## Extrait du texte
Le modèle politique du père en France est Jean-Marie le Pen. Il est vrai qu'il appréciait déjà grandement Mouammar Kadhafi, Hafez-el-Assad ou encore Saddam Hussein dans les pays arabes. La mouvance est clairement d'extrême-droite et nationaliste. Il pense que le peuple est plutôt ignare et a besoin d'un dirigeant assez fort pour les mener sur le chemin de la dignité. On peut quand même s'interroger surtout venant d'un homme soi-disant érudit.

Je dois bien avouer que j'ai été extrêmement choqué par une scène pour le moins banale. le chien de la grand-mère fait la fête à toute la famille et il lui balance un coup de pied comme si de rien n'était en réponse à cet acte d'amour animal. Il déteste également les chiens qui dans sa bouche est synonyme d'insulte. Comment peut-on se comporter aussi mal et ne pas se remettre en cause ? Je trouve que la famille française a fait preuve de beaucoup d'indulgence à son égard.

## Données brutes

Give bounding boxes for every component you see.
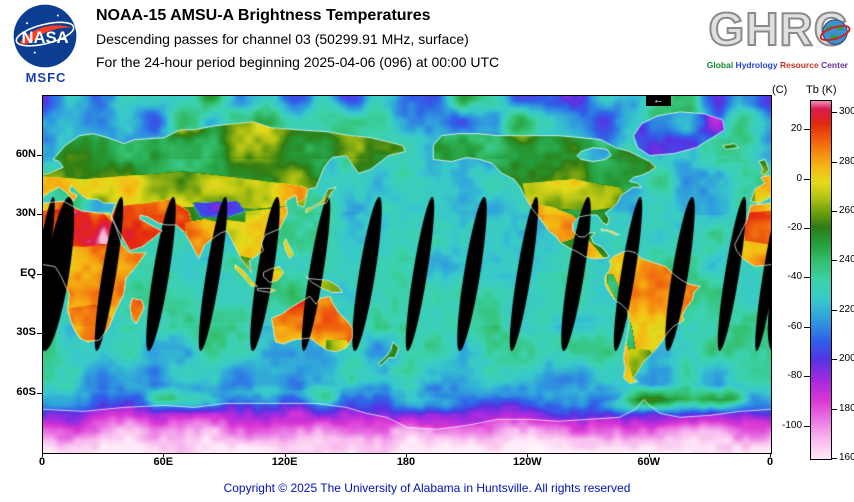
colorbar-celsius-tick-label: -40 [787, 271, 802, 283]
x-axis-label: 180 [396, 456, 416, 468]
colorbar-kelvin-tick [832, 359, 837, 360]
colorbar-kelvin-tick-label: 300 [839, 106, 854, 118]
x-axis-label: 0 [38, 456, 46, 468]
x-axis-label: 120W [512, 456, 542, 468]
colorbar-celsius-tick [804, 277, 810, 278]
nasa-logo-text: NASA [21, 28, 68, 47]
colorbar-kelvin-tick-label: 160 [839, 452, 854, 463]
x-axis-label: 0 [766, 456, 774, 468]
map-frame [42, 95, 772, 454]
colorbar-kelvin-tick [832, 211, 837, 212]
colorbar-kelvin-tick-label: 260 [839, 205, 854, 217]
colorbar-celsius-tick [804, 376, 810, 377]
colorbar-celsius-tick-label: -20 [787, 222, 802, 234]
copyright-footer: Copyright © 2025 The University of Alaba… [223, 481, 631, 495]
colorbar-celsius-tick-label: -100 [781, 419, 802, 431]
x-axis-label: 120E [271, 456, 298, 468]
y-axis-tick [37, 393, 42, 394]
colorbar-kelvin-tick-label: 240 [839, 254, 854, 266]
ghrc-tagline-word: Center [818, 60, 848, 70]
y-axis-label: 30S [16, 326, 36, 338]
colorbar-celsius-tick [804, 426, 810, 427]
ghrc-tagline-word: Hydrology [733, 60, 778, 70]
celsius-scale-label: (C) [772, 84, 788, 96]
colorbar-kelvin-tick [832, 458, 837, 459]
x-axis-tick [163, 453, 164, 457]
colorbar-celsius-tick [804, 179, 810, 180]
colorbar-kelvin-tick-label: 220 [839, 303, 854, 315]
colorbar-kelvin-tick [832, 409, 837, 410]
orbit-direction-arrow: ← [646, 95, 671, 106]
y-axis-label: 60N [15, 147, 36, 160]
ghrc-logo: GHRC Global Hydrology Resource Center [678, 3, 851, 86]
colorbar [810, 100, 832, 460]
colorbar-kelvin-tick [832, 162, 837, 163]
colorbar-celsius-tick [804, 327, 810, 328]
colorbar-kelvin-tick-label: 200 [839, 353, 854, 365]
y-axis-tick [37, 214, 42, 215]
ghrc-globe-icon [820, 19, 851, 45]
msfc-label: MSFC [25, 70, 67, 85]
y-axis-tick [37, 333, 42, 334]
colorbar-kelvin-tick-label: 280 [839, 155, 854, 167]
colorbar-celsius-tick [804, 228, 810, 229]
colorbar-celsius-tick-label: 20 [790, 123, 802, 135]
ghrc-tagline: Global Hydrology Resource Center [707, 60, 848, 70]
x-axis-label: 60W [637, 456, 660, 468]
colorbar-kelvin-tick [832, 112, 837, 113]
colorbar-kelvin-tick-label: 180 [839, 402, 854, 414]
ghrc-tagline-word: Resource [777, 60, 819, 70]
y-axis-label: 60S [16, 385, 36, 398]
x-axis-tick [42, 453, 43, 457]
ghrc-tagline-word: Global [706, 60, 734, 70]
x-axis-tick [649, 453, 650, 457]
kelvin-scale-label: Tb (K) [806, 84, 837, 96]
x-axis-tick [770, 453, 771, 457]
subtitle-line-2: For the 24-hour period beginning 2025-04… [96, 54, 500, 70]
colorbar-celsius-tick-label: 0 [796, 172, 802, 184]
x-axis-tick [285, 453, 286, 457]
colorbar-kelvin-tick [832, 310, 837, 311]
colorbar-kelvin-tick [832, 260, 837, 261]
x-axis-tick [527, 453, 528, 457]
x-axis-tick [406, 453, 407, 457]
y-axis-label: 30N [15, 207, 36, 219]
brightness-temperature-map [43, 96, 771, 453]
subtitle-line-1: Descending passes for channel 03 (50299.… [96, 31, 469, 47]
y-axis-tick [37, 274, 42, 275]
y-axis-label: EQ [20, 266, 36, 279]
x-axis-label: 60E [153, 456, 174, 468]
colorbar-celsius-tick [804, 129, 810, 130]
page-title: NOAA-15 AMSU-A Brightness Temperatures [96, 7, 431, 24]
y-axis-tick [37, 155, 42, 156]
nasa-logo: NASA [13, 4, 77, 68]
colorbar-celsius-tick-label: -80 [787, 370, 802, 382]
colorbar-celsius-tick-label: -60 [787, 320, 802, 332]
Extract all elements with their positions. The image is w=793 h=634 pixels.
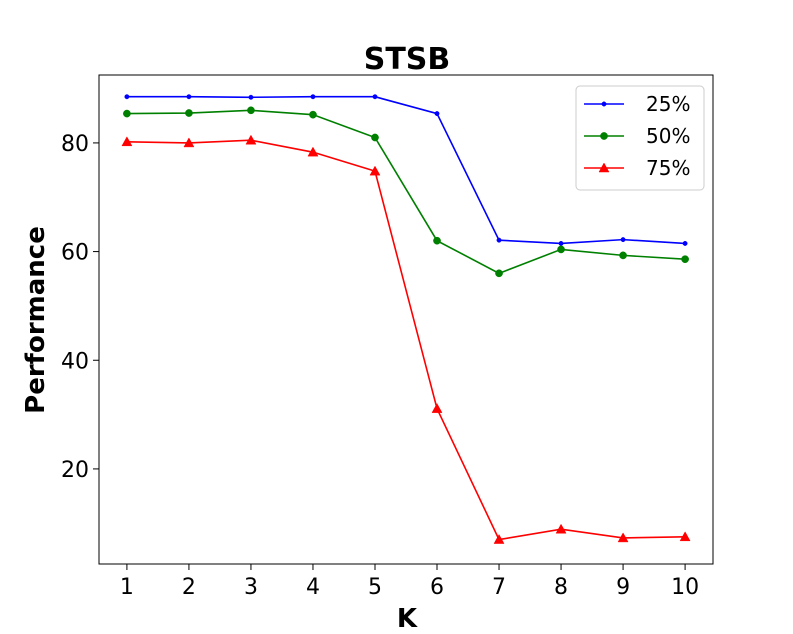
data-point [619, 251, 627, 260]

## Consigne 1
Relevez toutes les personnalités politiques nommées dans le passage sur le père.
## Consigne 2
Rédigez la suite du passage sur le père, s'il vous plaît.

## Résultat final 1
Jean-Marie le Pen, Mouammar Kadhafi, Hafez-el-Assad, Saddam Hussein

## Résultat final 2
Un mot également sur sa radinerie qui dépasse quand même l'entendement. Je veux bien qu'il pique l'argent que les enfants reçoivent en cadeau. Je veux bien qu'il utilise le téléphone de la grand-mère où il désire être rappelé quand il appelle sa famille d'Arabie Saoudite afin d'économiser le coût d'un appel. Mais comment peut-il donner si peu d'argent à une mère de famille élevant ses trois enfants alors qu'il aurait de quoi mieux les aider ? Oui, une attitude normale serait d'être scandalisé par ce type de comportement outrancier.

Les trois garçons ont gouté au mode de vie occidental et il n'y a pas photo. Certes, il y a également des imbéciles en France qui sont racistes mais c'est sans commune mesure avec le monde arabe. On se souvient de l'école élémentaire syrienne où les enfants étaient embrigadés contre tout ce qui pourrait s'apparenter à un juif. Notre auteur en a d'ailleurs vécu l'amer expérience, devant à chaque fois se justifier de ne pas l'être.

Les divergences de pensées et ce mode de vie à l'occidental aura eu raison de cette relation avec le père. Il y aura des moments assez forts dans ce déchirement. le style narratif de l'auteur fait que cela reste à la fois poétique et drôle. La vie peut être parfois assez complexe. On voit bien que l'auteur se contente de décrire les faits sans apporter une once de jugement afin de rester neutre. J'aime bien cette retenue qui fait dans la mesure.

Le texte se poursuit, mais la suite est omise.